# INFORMATION PROVIDED start

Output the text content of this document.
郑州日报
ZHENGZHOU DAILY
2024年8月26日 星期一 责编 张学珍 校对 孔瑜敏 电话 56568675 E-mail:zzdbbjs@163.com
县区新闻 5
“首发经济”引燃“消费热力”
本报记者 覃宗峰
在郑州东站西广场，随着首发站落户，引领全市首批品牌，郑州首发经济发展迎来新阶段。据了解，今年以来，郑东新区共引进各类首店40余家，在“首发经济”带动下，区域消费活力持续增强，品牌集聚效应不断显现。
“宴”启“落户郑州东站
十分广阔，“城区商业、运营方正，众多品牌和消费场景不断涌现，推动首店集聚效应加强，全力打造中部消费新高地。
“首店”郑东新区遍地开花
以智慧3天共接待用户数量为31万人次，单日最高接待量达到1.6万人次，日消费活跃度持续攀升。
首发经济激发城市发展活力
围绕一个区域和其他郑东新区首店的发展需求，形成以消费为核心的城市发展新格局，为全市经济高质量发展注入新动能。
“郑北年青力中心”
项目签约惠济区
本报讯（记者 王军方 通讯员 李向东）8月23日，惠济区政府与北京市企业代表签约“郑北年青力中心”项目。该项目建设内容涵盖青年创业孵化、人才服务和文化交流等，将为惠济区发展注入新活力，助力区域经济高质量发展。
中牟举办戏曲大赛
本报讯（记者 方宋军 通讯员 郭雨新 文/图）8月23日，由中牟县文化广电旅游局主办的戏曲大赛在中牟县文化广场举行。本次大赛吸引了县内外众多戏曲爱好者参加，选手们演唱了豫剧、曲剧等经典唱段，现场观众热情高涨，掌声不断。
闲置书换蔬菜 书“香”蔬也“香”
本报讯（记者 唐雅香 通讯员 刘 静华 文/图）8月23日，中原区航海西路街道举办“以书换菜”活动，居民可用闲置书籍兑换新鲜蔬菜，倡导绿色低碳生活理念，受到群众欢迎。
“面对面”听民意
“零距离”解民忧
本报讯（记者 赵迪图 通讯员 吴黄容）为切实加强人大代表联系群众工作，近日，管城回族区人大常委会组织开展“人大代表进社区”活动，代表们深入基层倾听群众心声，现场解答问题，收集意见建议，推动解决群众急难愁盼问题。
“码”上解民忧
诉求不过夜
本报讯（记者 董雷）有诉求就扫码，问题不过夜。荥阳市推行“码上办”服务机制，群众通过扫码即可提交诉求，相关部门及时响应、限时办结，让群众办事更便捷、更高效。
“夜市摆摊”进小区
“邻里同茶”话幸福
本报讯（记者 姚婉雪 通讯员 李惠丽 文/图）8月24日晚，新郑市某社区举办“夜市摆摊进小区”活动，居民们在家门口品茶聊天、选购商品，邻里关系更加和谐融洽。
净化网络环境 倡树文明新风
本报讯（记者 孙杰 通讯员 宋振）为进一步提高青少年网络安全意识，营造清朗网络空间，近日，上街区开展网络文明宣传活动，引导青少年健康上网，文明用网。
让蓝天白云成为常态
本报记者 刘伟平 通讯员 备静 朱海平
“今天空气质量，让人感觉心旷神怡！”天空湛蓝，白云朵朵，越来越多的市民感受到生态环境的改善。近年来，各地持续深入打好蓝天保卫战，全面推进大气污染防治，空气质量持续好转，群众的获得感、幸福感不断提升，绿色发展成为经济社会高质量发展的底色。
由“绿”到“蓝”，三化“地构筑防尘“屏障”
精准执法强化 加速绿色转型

# INFORMATION PROVIDED end

# [WHAT IS EXPECTED]
Print out all the entries precisely as written.

# [EXPECTED ANSWER]
Output the text content of this document.
郑州日报
ZHENGZHOU DAILY
2024年8月26日 星期一 责编 张学珍 校对 孔瑜敏 电话 56568675 E-mail:zzdbbjs@163.com
县区新闻 5
“首发经济”引燃“消费热力”
本报记者 覃宗峰
在郑州东站西广场，随着首发站落户，引领全市首批品牌，郑州首发经济发展迎来新阶段。据了解，今年以来，郑东新区共引进各类首店40余家，在“首发经济”带动下，区域消费活力持续增强，品牌集聚效应不断显现。
“宴”启“落户郑州东站
十分广阔，“城区商业、运营方正，众多品牌和消费场景不断涌现，推动首店集聚效应加强，全力打造中部消费新高地。
“首店”郑东新区遍地开花
以智慧3天共接待用户数量为31万人次，单日最高接待量达到1.6万人次，日消费活跃度持续攀升。
首发经济激发城市发展活力
围绕一个区域和其他郑东新区首店的发展需求，形成以消费为核心的城市发展新格局，为全市经济高质量发展注入新动能。
“郑北年青力中心”
项目签约惠济区
本报讯（记者 王军方 通讯员 李向东）8月23日，惠济区政府与北京市企业代表签约“郑北年青力中心”项目。该项目建设内容涵盖青年创业孵化、人才服务和文化交流等，将为惠济区发展注入新活力，助力区域经济高质量发展。
中牟举办戏曲大赛
本报讯（记者 方宋军 通讯员 郭雨新 文/图）8月23日，由中牟县文化广电旅游局主办的戏曲大赛在中牟县文化广场举行。本次大赛吸引了县内外众多戏曲爱好者参加，选手们演唱了豫剧、曲剧等经典唱段，现场观众热情高涨，掌声不断。
闲置书换蔬菜 书“香”蔬也“香”
本报讯（记者 唐雅香 通讯员 刘 静华 文/图）8月23日，中原区航海西路街道举办“以书换菜”活动，居民可用闲置书籍兑换新鲜蔬菜，倡导绿色低碳生活理念，受到群众欢迎。
“面对面”听民意
“零距离”解民忧
本报讯（记者 赵迪图 通讯员 吴黄容）为切实加强人大代表联系群众工作，近日，管城回族区人大常委会组织开展“人大代表进社区”活动，代表们深入基层倾听群众心声，现场解答问题，收集意见建议，推动解决群众急难愁盼问题。
“码”上解民忧
诉求不过夜
本报讯（记者 董雷）有诉求就扫码，问题不过夜。荥阳市推行“码上办”服务机制，群众通过扫码即可提交诉求，相关部门及时响应、限时办结，让群众办事更便捷、更高效。
“夜市摆摊”进小区
“邻里同茶”话幸福
本报讯（记者 姚婉雪 通讯员 李惠丽 文/图）8月24日晚，新郑市某社区举办“夜市摆摊进小区”活动，居民们在家门口品茶聊天、选购商品，邻里关系更加和谐融洽。
净化网络环境 倡树文明新风
本报讯（记者 孙杰 通讯员 宋振）为进一步提高青少年网络安全意识，营造清朗网络空间，近日，上街区开展网络文明宣传活动，引导青少年健康上网，文明用网。
让蓝天白云成为常态
本报记者 刘伟平 通讯员 备静 朱海平
“今天空气质量，让人感觉心旷神怡！”天空湛蓝，白云朵朵，越来越多的市民感受到生态环境的改善。近年来，各地持续深入打好蓝天保卫战，全面推进大气污染防治，空气质量持续好转，群众的获得感、幸福感不断提升，绿色发展成为经济社会高质量发展的底色。
由“绿”到“蓝”，三化“地构筑防尘“屏障”
精准执法强化 加速绿色转型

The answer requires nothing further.